*Stated problem*.
Collect every line below that contains the word "this".
::: Information given :::
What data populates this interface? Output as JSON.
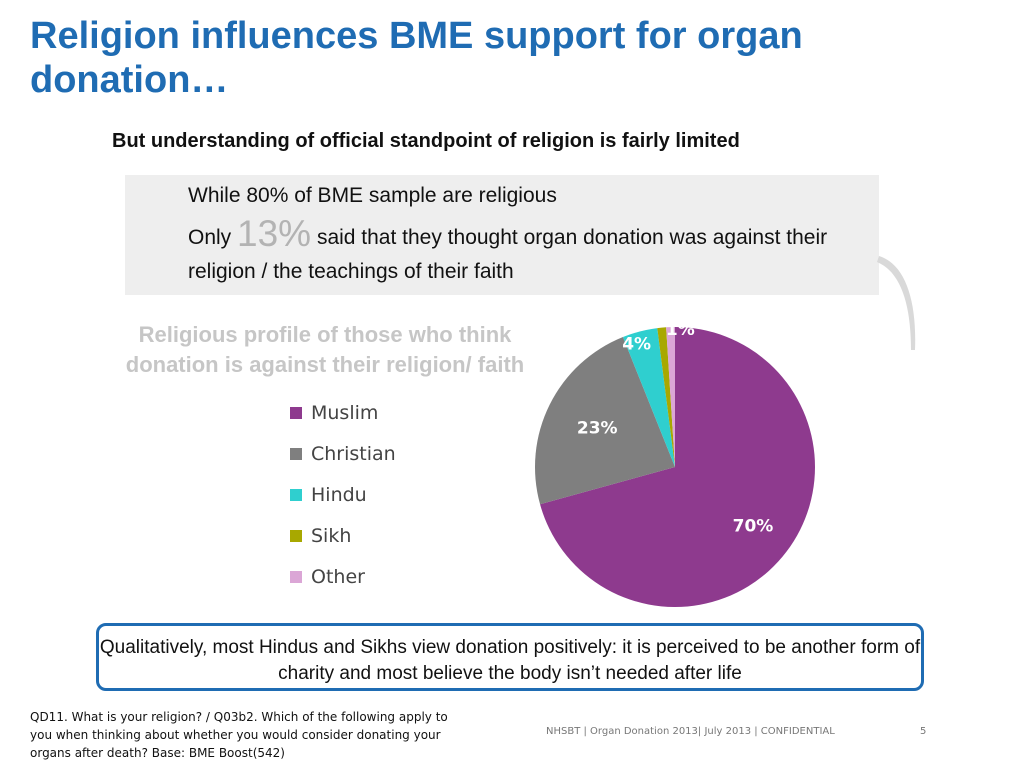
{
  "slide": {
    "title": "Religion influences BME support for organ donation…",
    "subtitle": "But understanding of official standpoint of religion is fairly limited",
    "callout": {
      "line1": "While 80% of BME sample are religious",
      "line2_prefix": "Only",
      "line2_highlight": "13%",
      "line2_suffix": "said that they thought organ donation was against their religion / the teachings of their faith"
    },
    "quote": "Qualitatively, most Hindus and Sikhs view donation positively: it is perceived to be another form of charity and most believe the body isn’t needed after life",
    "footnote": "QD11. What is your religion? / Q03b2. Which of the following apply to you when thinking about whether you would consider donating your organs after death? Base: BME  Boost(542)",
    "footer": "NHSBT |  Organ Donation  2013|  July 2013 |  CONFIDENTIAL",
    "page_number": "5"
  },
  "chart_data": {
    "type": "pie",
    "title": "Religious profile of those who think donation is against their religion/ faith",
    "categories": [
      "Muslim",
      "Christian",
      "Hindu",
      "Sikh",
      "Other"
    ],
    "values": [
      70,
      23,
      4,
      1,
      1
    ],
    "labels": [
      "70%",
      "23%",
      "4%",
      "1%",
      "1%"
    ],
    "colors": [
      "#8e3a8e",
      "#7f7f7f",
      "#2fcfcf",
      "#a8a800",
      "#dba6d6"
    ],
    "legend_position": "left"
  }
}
:::
::: Information given :::
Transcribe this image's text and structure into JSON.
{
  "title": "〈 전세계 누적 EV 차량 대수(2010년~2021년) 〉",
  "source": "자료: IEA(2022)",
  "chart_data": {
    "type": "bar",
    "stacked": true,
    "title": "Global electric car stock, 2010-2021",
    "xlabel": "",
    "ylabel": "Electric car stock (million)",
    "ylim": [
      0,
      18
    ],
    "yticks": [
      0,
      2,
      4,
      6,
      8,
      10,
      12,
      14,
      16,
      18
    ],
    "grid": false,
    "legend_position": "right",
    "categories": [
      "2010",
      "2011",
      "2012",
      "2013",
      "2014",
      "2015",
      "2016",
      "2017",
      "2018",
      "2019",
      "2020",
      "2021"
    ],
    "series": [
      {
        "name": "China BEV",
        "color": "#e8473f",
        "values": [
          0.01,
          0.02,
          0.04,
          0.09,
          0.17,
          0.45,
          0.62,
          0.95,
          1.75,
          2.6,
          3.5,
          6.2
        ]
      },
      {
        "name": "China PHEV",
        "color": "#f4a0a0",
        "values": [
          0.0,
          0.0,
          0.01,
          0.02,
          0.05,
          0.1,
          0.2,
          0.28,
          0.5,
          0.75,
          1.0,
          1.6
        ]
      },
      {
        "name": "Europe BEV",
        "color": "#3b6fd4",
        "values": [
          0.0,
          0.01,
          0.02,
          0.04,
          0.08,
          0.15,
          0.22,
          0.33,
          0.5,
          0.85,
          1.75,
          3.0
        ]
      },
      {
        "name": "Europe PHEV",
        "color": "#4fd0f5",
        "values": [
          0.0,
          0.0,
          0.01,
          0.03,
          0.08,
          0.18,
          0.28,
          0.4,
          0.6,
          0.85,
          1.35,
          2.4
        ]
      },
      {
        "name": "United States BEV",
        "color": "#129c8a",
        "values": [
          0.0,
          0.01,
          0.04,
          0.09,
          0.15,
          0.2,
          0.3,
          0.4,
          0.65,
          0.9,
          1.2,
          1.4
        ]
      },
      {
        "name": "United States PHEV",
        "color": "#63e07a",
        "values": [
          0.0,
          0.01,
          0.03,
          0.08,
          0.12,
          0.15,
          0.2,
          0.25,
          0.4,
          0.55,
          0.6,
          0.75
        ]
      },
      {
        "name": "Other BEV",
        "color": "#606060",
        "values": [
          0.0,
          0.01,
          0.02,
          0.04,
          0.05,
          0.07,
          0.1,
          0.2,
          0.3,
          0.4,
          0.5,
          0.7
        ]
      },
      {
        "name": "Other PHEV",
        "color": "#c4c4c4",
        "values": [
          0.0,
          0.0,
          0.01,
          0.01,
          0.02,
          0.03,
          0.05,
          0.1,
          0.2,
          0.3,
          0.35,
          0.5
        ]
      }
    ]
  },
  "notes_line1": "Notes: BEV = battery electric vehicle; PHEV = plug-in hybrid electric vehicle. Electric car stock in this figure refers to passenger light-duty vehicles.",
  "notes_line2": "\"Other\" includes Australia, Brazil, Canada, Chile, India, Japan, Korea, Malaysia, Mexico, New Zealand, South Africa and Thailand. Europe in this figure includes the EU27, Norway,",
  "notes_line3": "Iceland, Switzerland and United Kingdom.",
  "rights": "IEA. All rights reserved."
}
:::
*Task response*.
What data populates this interface? Output as JSON.
Transcribe this image's text and structure into JSON.
  "notes_line1": "Notes: BEV = battery electric vehicle; PHEV = plug-in hybrid electric vehicle. Electric car stock in this figure refers to passenger light-duty vehicles.",
  "notes_line2": "\"Other\" includes Australia, Brazil, Canada, Chile, India, Japan, Korea, Malaysia, Mexico, New Zealand, South Africa and Thailand. Europe in this figure includes the EU27, Norway,",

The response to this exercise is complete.